• [GIVEN INSTRUCTION] Output the lines that follow exactly as they are.

• [DATA ROWS]
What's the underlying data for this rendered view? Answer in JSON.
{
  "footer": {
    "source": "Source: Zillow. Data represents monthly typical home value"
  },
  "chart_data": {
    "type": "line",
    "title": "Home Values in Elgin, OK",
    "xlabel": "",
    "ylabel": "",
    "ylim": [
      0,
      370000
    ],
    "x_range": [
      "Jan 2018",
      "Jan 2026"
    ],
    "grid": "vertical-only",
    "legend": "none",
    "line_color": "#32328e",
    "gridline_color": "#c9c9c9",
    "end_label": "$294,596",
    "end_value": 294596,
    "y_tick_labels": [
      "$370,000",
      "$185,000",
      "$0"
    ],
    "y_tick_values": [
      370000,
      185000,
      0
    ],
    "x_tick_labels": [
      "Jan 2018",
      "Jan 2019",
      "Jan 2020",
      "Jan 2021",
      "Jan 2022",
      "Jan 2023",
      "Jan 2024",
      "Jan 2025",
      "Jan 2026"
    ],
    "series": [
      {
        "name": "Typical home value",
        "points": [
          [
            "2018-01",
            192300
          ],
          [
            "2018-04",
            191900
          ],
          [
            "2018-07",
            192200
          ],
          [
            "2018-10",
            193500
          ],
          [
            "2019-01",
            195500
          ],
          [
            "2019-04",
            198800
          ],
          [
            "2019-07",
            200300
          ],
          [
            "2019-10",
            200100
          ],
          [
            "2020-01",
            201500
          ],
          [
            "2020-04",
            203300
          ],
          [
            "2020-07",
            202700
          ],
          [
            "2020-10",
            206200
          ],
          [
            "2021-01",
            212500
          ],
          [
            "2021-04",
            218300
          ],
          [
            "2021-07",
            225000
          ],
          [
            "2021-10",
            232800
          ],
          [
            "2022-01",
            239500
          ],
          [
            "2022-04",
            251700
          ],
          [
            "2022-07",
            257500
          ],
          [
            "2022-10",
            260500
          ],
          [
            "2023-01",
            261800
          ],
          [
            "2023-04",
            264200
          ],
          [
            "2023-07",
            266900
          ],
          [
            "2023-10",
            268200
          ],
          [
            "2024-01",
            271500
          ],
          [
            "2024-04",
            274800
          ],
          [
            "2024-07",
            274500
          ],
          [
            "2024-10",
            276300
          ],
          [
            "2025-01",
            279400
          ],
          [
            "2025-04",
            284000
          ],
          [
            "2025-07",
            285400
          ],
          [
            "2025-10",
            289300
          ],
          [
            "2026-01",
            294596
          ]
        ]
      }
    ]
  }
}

• [EXERCISE OUTPUT]
What's the underlying data for this rendered view? Answer in JSON.
{
  "footer": {
    "source": "Source: Zillow. Data represents monthly typical home value"
  },
  "chart_data": {
    "type": "line",
    "title": "Home Values in Elgin, OK",
    "xlabel": "",
    "ylabel": "",
    "ylim": [
      0,
      370000
    ],
    "x_range": [
      "Jan 2018",
      "Jan 2026"
    ],
    "grid": "vertical-only",
    "legend": "none",
    "line_color": "#32328e",
    "gridline_color": "#c9c9c9",
    "end_label": "$294,596",
    "end_value": 294596,
    "y_tick_labels": [
      "$370,000",
      "$185,000",
      "$0"
    ],
    "y_tick_values": [
      370000,
      185000,
      0
    ],
    "x_tick_labels": [
      "Jan 2018",
      "Jan 2019",
      "Jan 2020",
      "Jan 2021",
      "Jan 2022",
      "Jan 2023",
      "Jan 2024",
      "Jan 2025",
      "Jan 2026"
    ],
    "series": [
      {
        "name": "Typical home value",
        "points": [
          [
            "2018-01",
            192300
          ],
          [
            "2018-04",
            191900
          ],
          [
            "2018-07",
            192200
          ],
          [
            "2018-10",
            193500
          ],
          [
            "2019-01",
            195500
          ],
          [
            "2019-04",
            198800
          ],
          [
            "2019-07",
            200300
          ],
          [
            "2019-10",
            200100
          ],
          [
            "2020-01",
            201500
          ],
          [
            "2020-04",
            203300
          ],
          [
            "2020-07",
            202700
          ],
          [
            "2020-10",
            206200
          ],
          [
            "2021-01",
            212500
          ],
          [
            "2021-04",
            218300
          ],
          [
            "2021-07",
            225000
          ],
          [
            "2021-10",
            232800
          ],
          [
            "2022-01",
            239500
          ],
          [
            "2022-04",
            251700
          ],
          [
            "2022-07",
            257500
          ],
          [
            "2022-10",
            260500
          ],
          [
            "2023-01",
            261800
          ],
          [
            "2023-04",
            264200
          ],
          [
            "2023-07",
            266900
          ],
          [
            "2023-10",
            268200
          ],
          [
            "2024-01",
            271500
          ],
          [
            "2024-04",
            274800
          ],
          [
            "2024-07",
            274500
          ],
          [
            "2024-10",
            276300
          ],
          [
            "2025-01",
            279400
          ],
          [
            "2025-04",
            284000
          ],
          [
            "2025-07",
            285400
          ],
          [
            "2025-10",
            289300
          ],
          [
            "2026-01",
            294596
          ]
        ]
      }
    ]
  }
}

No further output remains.